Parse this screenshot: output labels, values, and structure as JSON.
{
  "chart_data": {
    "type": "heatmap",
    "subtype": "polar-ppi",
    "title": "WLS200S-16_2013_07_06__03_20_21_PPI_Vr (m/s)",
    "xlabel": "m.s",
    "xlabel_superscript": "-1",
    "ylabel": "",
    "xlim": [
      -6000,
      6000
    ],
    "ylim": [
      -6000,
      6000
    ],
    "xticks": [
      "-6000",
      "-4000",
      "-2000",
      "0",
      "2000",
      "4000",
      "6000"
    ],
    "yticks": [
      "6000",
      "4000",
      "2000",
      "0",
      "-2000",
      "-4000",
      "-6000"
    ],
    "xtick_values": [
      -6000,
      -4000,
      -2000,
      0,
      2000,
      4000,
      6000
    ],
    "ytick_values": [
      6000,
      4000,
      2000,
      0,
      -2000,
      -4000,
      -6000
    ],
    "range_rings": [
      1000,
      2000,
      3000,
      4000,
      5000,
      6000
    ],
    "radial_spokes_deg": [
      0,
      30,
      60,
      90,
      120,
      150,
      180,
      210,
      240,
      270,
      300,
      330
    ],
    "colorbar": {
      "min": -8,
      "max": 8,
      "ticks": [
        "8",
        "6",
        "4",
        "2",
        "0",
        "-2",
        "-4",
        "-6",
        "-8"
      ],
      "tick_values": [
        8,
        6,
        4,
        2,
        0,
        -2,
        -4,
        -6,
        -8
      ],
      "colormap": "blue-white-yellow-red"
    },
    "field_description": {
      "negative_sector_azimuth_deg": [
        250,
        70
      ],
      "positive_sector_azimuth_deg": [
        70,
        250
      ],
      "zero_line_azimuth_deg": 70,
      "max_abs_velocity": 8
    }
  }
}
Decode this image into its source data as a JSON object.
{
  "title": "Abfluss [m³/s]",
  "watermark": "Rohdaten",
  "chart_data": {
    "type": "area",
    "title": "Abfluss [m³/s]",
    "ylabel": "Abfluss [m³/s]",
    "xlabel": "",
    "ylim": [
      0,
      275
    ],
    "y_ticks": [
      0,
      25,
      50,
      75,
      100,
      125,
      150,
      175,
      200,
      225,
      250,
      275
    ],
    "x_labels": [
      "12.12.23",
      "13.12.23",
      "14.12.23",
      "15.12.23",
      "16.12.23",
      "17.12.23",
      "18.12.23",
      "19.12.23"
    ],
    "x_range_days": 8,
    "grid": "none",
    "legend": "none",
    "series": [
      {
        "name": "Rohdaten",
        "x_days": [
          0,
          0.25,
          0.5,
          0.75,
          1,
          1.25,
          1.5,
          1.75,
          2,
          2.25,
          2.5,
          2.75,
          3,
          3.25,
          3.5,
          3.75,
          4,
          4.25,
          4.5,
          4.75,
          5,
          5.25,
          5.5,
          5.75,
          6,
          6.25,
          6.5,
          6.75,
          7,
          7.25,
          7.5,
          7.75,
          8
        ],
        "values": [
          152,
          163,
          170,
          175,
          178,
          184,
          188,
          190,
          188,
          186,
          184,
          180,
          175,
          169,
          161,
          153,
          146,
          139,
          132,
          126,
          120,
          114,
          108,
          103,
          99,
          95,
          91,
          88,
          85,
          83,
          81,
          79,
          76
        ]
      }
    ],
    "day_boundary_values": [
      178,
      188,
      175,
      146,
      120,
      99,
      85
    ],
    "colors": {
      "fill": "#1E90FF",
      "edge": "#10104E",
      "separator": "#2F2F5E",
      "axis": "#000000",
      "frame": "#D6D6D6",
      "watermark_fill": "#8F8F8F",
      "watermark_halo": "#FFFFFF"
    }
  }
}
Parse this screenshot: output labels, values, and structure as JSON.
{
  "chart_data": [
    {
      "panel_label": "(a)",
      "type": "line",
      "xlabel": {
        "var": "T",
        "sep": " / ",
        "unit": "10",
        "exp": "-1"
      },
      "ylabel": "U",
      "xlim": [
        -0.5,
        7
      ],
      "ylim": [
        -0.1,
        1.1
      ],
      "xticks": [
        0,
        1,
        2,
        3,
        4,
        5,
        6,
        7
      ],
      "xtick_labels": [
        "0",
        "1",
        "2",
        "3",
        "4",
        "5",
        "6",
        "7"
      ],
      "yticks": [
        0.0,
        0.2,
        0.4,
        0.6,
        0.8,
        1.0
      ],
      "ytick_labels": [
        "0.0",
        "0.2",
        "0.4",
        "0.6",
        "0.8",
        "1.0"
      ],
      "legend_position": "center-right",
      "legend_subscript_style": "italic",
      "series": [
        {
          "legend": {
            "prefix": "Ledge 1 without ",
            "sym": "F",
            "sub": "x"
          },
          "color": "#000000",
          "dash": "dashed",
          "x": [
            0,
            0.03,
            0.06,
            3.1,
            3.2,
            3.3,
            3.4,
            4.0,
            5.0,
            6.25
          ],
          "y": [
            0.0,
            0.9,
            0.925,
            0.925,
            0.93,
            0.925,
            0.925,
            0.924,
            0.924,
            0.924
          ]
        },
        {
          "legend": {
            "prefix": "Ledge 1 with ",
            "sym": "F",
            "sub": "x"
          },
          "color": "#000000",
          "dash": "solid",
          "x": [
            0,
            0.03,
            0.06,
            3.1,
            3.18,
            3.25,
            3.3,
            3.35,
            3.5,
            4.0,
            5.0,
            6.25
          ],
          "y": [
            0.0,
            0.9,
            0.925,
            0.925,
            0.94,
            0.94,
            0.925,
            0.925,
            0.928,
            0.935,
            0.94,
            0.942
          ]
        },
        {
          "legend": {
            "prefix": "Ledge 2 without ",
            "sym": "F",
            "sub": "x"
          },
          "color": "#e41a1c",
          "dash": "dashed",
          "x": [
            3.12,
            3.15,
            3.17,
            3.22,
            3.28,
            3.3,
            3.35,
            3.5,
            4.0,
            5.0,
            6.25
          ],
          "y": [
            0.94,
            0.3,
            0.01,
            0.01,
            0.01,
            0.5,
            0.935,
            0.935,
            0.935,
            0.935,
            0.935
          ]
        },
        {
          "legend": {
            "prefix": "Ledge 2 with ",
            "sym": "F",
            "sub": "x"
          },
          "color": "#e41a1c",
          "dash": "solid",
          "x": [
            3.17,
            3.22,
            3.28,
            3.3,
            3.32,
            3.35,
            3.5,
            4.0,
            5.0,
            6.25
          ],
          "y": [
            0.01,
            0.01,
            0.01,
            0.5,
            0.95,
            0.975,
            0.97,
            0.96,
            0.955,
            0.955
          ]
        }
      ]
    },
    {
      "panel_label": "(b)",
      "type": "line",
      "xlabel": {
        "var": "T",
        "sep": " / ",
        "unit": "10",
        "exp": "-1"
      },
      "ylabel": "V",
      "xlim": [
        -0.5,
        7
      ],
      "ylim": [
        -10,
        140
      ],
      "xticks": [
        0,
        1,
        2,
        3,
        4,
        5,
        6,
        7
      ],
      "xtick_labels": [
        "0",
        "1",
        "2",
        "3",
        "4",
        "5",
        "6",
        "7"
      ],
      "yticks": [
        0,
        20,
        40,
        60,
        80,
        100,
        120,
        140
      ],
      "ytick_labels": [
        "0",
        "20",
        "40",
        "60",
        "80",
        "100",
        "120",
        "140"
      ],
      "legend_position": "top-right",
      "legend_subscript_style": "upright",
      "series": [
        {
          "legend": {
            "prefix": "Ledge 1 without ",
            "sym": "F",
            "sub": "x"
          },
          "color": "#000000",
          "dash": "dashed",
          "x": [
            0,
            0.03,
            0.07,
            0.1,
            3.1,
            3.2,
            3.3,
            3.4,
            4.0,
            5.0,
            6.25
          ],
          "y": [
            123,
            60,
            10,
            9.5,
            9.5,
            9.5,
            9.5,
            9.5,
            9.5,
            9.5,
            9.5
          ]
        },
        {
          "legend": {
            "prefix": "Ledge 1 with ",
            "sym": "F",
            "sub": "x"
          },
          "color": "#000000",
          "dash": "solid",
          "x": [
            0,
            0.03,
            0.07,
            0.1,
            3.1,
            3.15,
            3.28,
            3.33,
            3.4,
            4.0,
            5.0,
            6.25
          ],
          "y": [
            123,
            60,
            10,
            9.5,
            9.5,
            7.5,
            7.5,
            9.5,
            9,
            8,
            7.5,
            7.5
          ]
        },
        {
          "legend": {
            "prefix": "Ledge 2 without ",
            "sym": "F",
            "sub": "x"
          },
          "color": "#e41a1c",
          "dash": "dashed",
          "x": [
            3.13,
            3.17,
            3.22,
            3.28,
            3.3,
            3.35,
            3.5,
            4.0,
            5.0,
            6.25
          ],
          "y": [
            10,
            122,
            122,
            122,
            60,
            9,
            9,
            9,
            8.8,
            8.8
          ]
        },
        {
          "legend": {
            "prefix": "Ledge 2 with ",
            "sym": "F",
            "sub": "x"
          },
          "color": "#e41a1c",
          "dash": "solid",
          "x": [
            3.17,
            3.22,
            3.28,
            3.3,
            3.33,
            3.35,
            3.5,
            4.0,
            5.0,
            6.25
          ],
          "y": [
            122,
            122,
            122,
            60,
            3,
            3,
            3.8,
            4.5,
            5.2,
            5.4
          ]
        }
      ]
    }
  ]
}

◆ To do:
Each line that has the word "title" should be copied.

◆ The result:
    "title": "WLS200S-16_2013_07_06__03_20_21_PPI_Vr (m/s)",
  "title": "Abfluss [m³/s]",
    "title": "Abfluss [m³/s]",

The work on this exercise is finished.